→ **TASK REQUIREMENTS**
Retype each entry below exactly as it stands.

* Begin RECORDS SUPPLIED *

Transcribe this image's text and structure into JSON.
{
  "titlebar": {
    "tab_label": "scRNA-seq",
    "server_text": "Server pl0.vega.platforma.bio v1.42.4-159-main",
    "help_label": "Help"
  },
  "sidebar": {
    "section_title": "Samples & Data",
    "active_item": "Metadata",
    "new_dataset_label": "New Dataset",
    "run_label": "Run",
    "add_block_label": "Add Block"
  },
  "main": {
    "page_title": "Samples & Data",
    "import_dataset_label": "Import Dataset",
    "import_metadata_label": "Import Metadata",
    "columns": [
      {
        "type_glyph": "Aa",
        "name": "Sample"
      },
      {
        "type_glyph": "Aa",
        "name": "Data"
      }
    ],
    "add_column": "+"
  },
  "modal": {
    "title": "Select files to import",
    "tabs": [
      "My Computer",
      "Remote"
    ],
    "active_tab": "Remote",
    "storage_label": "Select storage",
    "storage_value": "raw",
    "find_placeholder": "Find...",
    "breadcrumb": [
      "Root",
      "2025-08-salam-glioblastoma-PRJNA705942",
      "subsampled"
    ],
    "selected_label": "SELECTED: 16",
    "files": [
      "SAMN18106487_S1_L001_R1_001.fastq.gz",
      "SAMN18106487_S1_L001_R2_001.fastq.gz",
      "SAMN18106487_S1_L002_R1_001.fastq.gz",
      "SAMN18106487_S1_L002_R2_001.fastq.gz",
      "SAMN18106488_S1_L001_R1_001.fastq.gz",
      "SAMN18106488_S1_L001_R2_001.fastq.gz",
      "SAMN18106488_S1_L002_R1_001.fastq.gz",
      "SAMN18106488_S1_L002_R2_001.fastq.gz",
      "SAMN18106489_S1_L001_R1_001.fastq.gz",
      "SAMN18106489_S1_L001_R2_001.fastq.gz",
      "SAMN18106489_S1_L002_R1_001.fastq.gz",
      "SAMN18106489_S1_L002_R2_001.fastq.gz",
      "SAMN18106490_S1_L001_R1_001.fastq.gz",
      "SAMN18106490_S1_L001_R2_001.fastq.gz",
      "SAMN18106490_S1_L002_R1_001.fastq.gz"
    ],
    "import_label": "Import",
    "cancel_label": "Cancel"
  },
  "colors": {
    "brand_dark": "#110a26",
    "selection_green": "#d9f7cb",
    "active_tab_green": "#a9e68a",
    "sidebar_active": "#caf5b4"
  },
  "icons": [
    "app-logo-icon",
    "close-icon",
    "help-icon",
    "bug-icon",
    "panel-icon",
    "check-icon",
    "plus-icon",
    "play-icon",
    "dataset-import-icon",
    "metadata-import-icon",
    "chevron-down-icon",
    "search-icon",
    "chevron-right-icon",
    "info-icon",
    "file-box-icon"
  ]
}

* End RECORDS SUPPLIED *

→ **SOLUTION TO THE EXERCISE**
Transcribe this image's text and structure into JSON.
{
  "titlebar": {
    "tab_label": "scRNA-seq",
    "server_text": "Server pl0.vega.platforma.bio v1.42.4-159-main",
    "help_label": "Help"
  },
  "sidebar": {
    "section_title": "Samples & Data",
    "active_item": "Metadata",
    "new_dataset_label": "New Dataset",
    "run_label": "Run",
    "add_block_label": "Add Block"
  },
  "main": {
    "page_title": "Samples & Data",
    "import_dataset_label": "Import Dataset",
    "import_metadata_label": "Import Metadata",
    "columns": [
      {
        "type_glyph": "Aa",
        "name": "Sample"
      },
      {
        "type_glyph": "Aa",
        "name": "Data"
      }
    ],
    "add_column": "+"
  },
  "modal": {
    "title": "Select files to import",
    "tabs": [
      "My Computer",
      "Remote"
    ],
    "active_tab": "Remote",
    "storage_label": "Select storage",
    "storage_value": "raw",
    "find_placeholder": "Find...",
    "breadcrumb": [
      "Root",
      "2025-08-salam-glioblastoma-PRJNA705942",
      "subsampled"
    ],
    "selected_label": "SELECTED: 16",
    "files": [
      "SAMN18106487_S1_L001_R1_001.fastq.gz",
      "SAMN18106487_S1_L001_R2_001.fastq.gz",
      "SAMN18106487_S1_L002_R1_001.fastq.gz",
      "SAMN18106487_S1_L002_R2_001.fastq.gz",
      "SAMN18106488_S1_L001_R1_001.fastq.gz",
      "SAMN18106488_S1_L001_R2_001.fastq.gz",
      "SAMN18106488_S1_L002_R1_001.fastq.gz",
      "SAMN18106488_S1_L002_R2_001.fastq.gz",
      "SAMN18106489_S1_L001_R1_001.fastq.gz",
      "SAMN18106489_S1_L001_R2_001.fastq.gz",
      "SAMN18106489_S1_L002_R1_001.fastq.gz",
      "SAMN18106489_S1_L002_R2_001.fastq.gz",
      "SAMN18106490_S1_L001_R1_001.fastq.gz",
      "SAMN18106490_S1_L001_R2_001.fastq.gz",
      "SAMN18106490_S1_L002_R1_001.fastq.gz"
    ],
    "import_label": "Import",
    "cancel_label": "Cancel"
  },
  "colors": {
    "brand_dark": "#110a26",
    "selection_green": "#d9f7cb",
    "active_tab_green": "#a9e68a",
    "sidebar_active": "#caf5b4"
  },
  "icons": [
    "app-logo-icon",
    "close-icon",
    "help-icon",
    "bug-icon",
    "panel-icon",
    "check-icon",
    "plus-icon",
    "play-icon",
    "dataset-import-icon",
    "metadata-import-icon",
    "chevron-down-icon",
    "search-icon",
    "chevron-right-icon",
    "info-icon",
    "file-box-icon"
  ]
}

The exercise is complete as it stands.